Exercise prompt: Give an exact copy of every line, leaving images out.

Data records:
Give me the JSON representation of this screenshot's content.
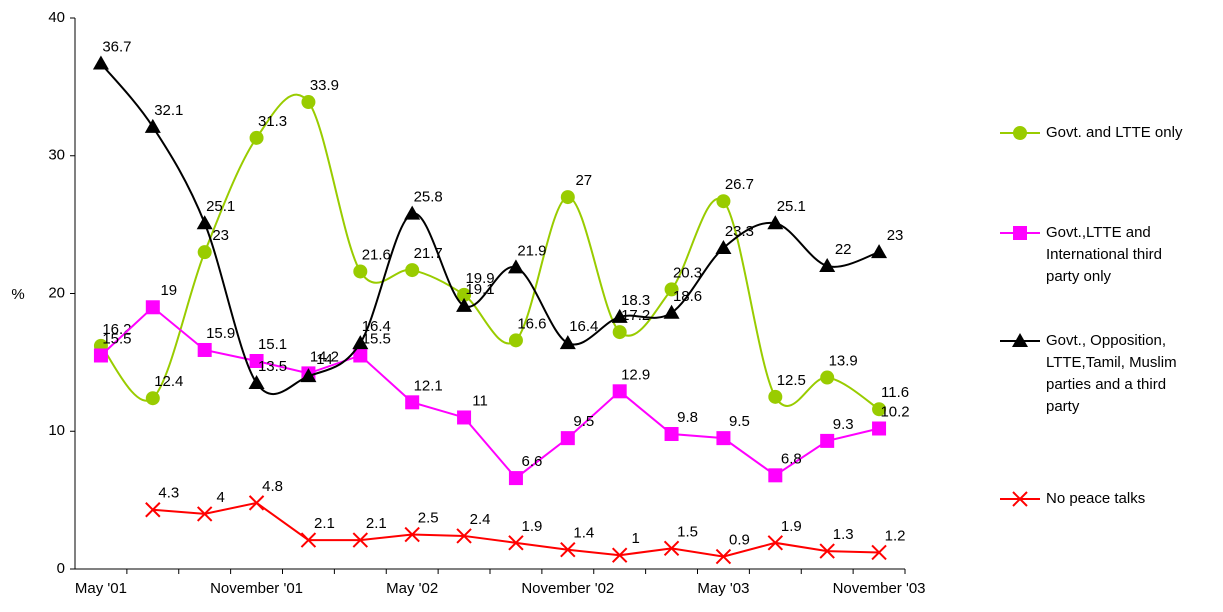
{
  "chart_data": {
    "type": "line",
    "y_label": "%",
    "categories": [
      "May '01",
      null,
      null,
      "November '01",
      null,
      null,
      "May '02",
      null,
      null,
      "November '02",
      null,
      null,
      "May '03",
      null,
      null,
      "November '03"
    ],
    "ylim": [
      0,
      40
    ],
    "yticks": [
      0,
      10,
      20,
      30,
      40
    ],
    "series": [
      {
        "name": "Govt. and LTTE only",
        "color": "#99cc00",
        "marker": "circle",
        "smooth": true,
        "values": [
          16.2,
          12.4,
          23,
          31.3,
          33.9,
          21.6,
          21.7,
          19.9,
          16.6,
          27,
          17.2,
          20.3,
          26.7,
          12.5,
          13.9,
          11.6
        ]
      },
      {
        "name": "Govt.,LTTE and International third party only",
        "color": "#ff00ff",
        "marker": "square",
        "smooth": false,
        "values": [
          15.5,
          19,
          15.9,
          15.1,
          14.2,
          15.5,
          12.1,
          11,
          6.6,
          9.5,
          12.9,
          9.8,
          9.5,
          6.8,
          9.3,
          10.2
        ]
      },
      {
        "name": "Govt., Opposition, LTTE,Tamil, Muslim parties and a third party",
        "color": "#000000",
        "marker": "triangle",
        "smooth": true,
        "values": [
          36.7,
          32.1,
          25.1,
          13.5,
          14,
          16.4,
          25.8,
          19.1,
          21.9,
          16.4,
          18.3,
          18.6,
          23.3,
          25.1,
          22,
          23
        ]
      },
      {
        "name": "No peace talks",
        "color": "#ff0000",
        "marker": "x",
        "smooth": false,
        "values": [
          null,
          4.3,
          4,
          4.8,
          2.1,
          2.1,
          2.5,
          2.4,
          1.9,
          1.4,
          1,
          1.5,
          0.9,
          1.9,
          1.3,
          1.2
        ]
      }
    ]
  }
}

Answer to the problem:
Give me the JSON representation of this screenshot's content.
{
  "chart_data": {
    "type": "line",
    "y_label": "%",
    "categories": [
      "May '01",
      null,
      null,
      "November '01",
      null,
      null,
      "May '02",
      null,
      null,
      "November '02",
      null,
      null,
      "May '03",
      null,
      null,
      "November '03"
    ],
    "ylim": [
      0,
      40
    ],
    "yticks": [
      0,
      10,
      20,
      30,
      40
    ],
    "series": [
      {
        "name": "Govt. and LTTE only",
        "color": "#99cc00",
        "marker": "circle",
        "smooth": true,
        "values": [
          16.2,
          12.4,
          23,
          31.3,
          33.9,
          21.6,
          21.7,
          19.9,
          16.6,
          27,
          17.2,
          20.3,
          26.7,
          12.5,
          13.9,
          11.6
        ]
      },
      {
        "name": "Govt.,LTTE and International third party only",
        "color": "#ff00ff",
        "marker": "square",
        "smooth": false,
        "values": [
          15.5,
          19,
          15.9,
          15.1,
          14.2,
          15.5,
          12.1,
          11,
          6.6,
          9.5,
          12.9,
          9.8,
          9.5,
          6.8,
          9.3,
          10.2
        ]
      },
      {
        "name": "Govt., Opposition, LTTE,Tamil, Muslim parties and a third party",
        "color": "#000000",
        "marker": "triangle",
        "smooth": true,
        "values": [
          36.7,
          32.1,
          25.1,
          13.5,
          14,
          16.4,
          25.8,
          19.1,
          21.9,
          16.4,
          18.3,
          18.6,
          23.3,
          25.1,
          22,
          23
        ]
      },
      {
        "name": "No peace talks",
        "color": "#ff0000",
        "marker": "x",
        "smooth": false,
        "values": [
          null,
          4.3,
          4,
          4.8,
          2.1,
          2.1,
          2.5,
          2.4,
          1.9,
          1.4,
          1,
          1.5,
          0.9,
          1.9,
          1.3,
          1.2
        ]
      }
    ]
  }
}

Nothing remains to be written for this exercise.